Reading text ->
Purpose of this blog

This blog will really be a true web log. I will post here about different wood-fired ovens as I find them.

If you know of any wood-fired ovens I should know about, you can send an e-mail to me. (If you build wood-fired ovens, I would like to hear from you too.)

There will lots of posts and lots of labels, since I plan to create one post for every appropriate web site that I find, and however many labels it takes to describe each one (usually at least the type of page and the location of the oven).

The accumulated information will still be found at the real Quest for Ovens web site links pages, but that is not updated as frequently as this blog will be.

If you are from outside the US and Canada, let me know what you find interesting about it. I see that I get visitors from India and Iran, and other faraway places. I'd like to know what draws you to this blog.

I received e-mail from the organizers of the BBC Two television show asking if the Saint Paul Bread Club could post a notice about their show Great British Bake-Off for amateur bakers. The information they gave me is now accessible through a link. (The organizers don't have a web page for the show itself yet.)

Please share this with any amateur bakers in Great Britain you may know, or post the link where they might see it.


Saturday, April 30, 2011

Uncle Mario's Brick Oven Pizza, New York, New York

Today seems to be the day for finding brick oven pizza places on Facebook.

A rather scant page pointed out by my Google Alert pointed me toward Uncle Mario's Brick Oven Pizza, New York, New York.

Again, a Google search did not turn up a web site, but it did turn up a Facebook page.

Looks interest, but the ovens do not appear to be wood-fired.

Al & Arty's Pizza, Vanceburg, Kentucky

An on-line column from The Independent (Ashland, Kentucky) was brought to my attention.

[Source data]
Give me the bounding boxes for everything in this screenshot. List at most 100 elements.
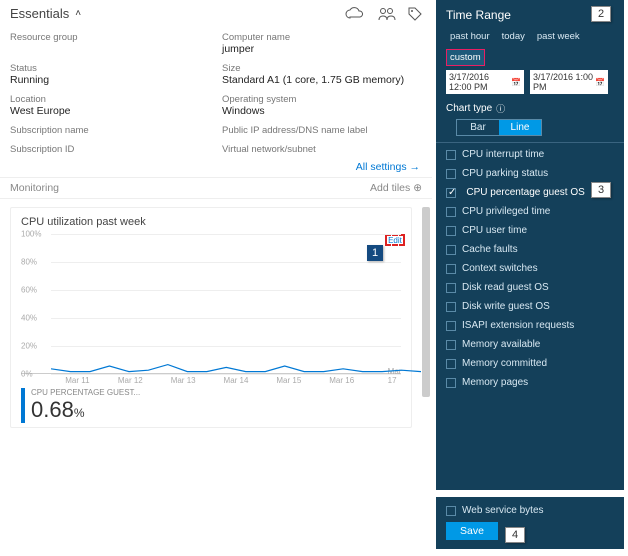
metric-label: CPU interrupt time [462, 149, 544, 160]
panel-title: Essentials [10, 6, 69, 21]
add-tiles-button[interactable]: Add tiles ⊕ [370, 182, 422, 194]
metric-label: Memory committed [462, 358, 547, 369]
calendar-icon: 📅 [511, 78, 521, 87]
metric-label: Disk read guest OS [462, 282, 549, 293]
checkbox-icon [446, 226, 456, 236]
chart-type-line[interactable]: Line [499, 120, 541, 135]
metric-label: Memory pages [462, 377, 528, 388]
date-inputs: 3/17/2016 12:00 PM📅 3/17/2016 1:00 PM📅 [446, 70, 614, 94]
prop-ip: Public IP address/DNS name label [222, 125, 422, 136]
kpi-number: 0.68 [31, 397, 74, 422]
y-axis-label: 40% [21, 314, 37, 323]
metric-item[interactable]: Memory committed [446, 354, 614, 373]
prop-resource-group: Resource group [10, 32, 210, 55]
metric-label: Memory available [462, 339, 540, 350]
header-icons [344, 7, 422, 21]
start-date-value: 3/17/2016 12:00 PM [449, 72, 511, 92]
vertical-scrollbar[interactable] [422, 207, 430, 397]
chart-title: CPU utilization past week [21, 216, 401, 228]
checkbox-icon [446, 302, 456, 312]
checkbox-icon [446, 340, 456, 350]
divider [436, 142, 624, 143]
end-date-input[interactable]: 3/17/2016 1:00 PM📅 [530, 70, 608, 94]
cloud-icon[interactable] [344, 7, 366, 21]
metric-item[interactable]: Context switches [446, 259, 614, 278]
metric-item[interactable]: CPU user time [446, 221, 614, 240]
prop-label: Computer name [222, 32, 422, 43]
range-past-hour[interactable]: past hour [446, 28, 494, 45]
y-axis-label: 0% [21, 370, 33, 379]
kpi-unit: % [74, 406, 85, 420]
range-buttons: past hour today past week custom [446, 28, 614, 66]
properties-grid: Resource group Computer name jumper Stat… [0, 26, 432, 155]
range-custom[interactable]: custom [446, 49, 485, 66]
cpu-chart-tile[interactable]: CPU utilization past week Edit 0%20%40%6… [10, 207, 412, 428]
metric-label: CPU percentage guest OS [466, 187, 584, 198]
chart-type-toggle: Bar Line [456, 119, 542, 136]
range-today[interactable]: today [498, 28, 529, 45]
checkbox-icon [446, 264, 456, 274]
metric-item[interactable]: CPU privileged time [446, 202, 614, 221]
metric-item[interactable]: CPU interrupt time [446, 145, 614, 164]
prop-label: Subscription ID [10, 144, 210, 155]
x-axis-label: Mar 11 [65, 376, 89, 385]
callout-3: 3 [591, 182, 611, 198]
metric-item[interactable]: Memory available [446, 335, 614, 354]
metric-label: Disk write guest OS [462, 301, 550, 312]
metric-item[interactable]: Memory pages [446, 373, 614, 392]
metric-item[interactable]: Cache faults [446, 240, 614, 259]
start-date-input[interactable]: 3/17/2016 12:00 PM📅 [446, 70, 524, 94]
kpi-block: CPU PERCENTAGE GUEST... 0.68% [21, 388, 401, 423]
metric-label: Cache faults [462, 244, 518, 255]
info-icon[interactable]: ⓘ [496, 102, 505, 115]
prop-value: Windows [222, 105, 422, 117]
users-icon[interactable] [378, 7, 396, 21]
range-past-week[interactable]: past week [533, 28, 584, 45]
metric-label: CPU user time [462, 225, 527, 236]
time-range-title: Time Range [446, 8, 614, 22]
x-axis-label: Mar 12 [118, 376, 143, 385]
prop-os: Operating system Windows [222, 94, 422, 117]
chart-type-bar[interactable]: Bar [457, 120, 499, 135]
checkbox-icon [446, 245, 456, 255]
prop-value: Running [10, 74, 210, 86]
metric-item[interactable]: ISAPI extension requests [446, 316, 614, 335]
prop-subscription-name: Subscription name [10, 125, 210, 136]
essentials-header[interactable]: Essentials ˄ [0, 0, 432, 26]
time-range-panel: Time Range past hour today past week cus… [436, 0, 624, 490]
prop-label: Public IP address/DNS name label [222, 125, 422, 136]
metric-list: CPU interrupt time CPU parking status✓CPU… [446, 145, 614, 392]
monitoring-title: Monitoring [10, 182, 59, 194]
metric-item[interactable]: CPU parking status [446, 164, 614, 183]
y-axis-label: 80% [21, 258, 37, 267]
all-settings-link[interactable]: All settings → [0, 155, 432, 177]
checkbox-icon [446, 283, 456, 293]
callout-1: 1 [367, 245, 383, 261]
monitoring-header: Monitoring Add tiles ⊕ [0, 177, 432, 199]
metric-label: ISAPI extension requests [462, 320, 574, 331]
metric-item[interactable]: ✓CPU percentage guest OS [446, 183, 614, 202]
chevron-up-icon: ˄ [75, 8, 81, 19]
prop-value: Standard A1 (1 core, 1.75 GB memory) [222, 74, 422, 86]
checkbox-icon [446, 150, 456, 160]
prop-label: Resource group [10, 32, 210, 43]
checkbox-icon [446, 321, 456, 331]
metric-item[interactable]: Disk read guest OS [446, 278, 614, 297]
prop-label: Operating system [222, 94, 422, 105]
kpi-label: CPU PERCENTAGE GUEST... [31, 388, 401, 397]
callout-2: 2 [591, 6, 611, 22]
prop-label: Status [10, 63, 210, 74]
x-axis-label: Mar 16 [329, 376, 354, 385]
x-axis-label: Mar 13 [171, 376, 196, 385]
save-button[interactable]: Save [446, 522, 498, 540]
metric-web-service-bytes[interactable]: Web service bytes [446, 503, 614, 522]
checkbox-icon [446, 169, 456, 179]
prop-label: Location [10, 94, 210, 105]
x-axis-label: Mar 14 [224, 376, 249, 385]
prop-label: Virtual network/subnet [222, 144, 422, 155]
tag-icon[interactable] [408, 7, 422, 21]
prop-location: Location West Europe [10, 94, 210, 117]
chart-type-label: Chart type [446, 103, 492, 114]
metric-item[interactable]: Disk write guest OS [446, 297, 614, 316]
checkbox-icon [446, 207, 456, 217]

To be done ->
Rewrite the oven blog passage starting at "There will lots" and ending at "of the oven).", renaming "labels" as "tags" each time it occurs. The source data lines above are separate material from the oven blog.

Task result ->
There will lots of posts and lots of tags, since I plan to create one post for every appropriate web site that I find, and however many tags it takes to describe each one (usually at least the type of page and the location of the oven).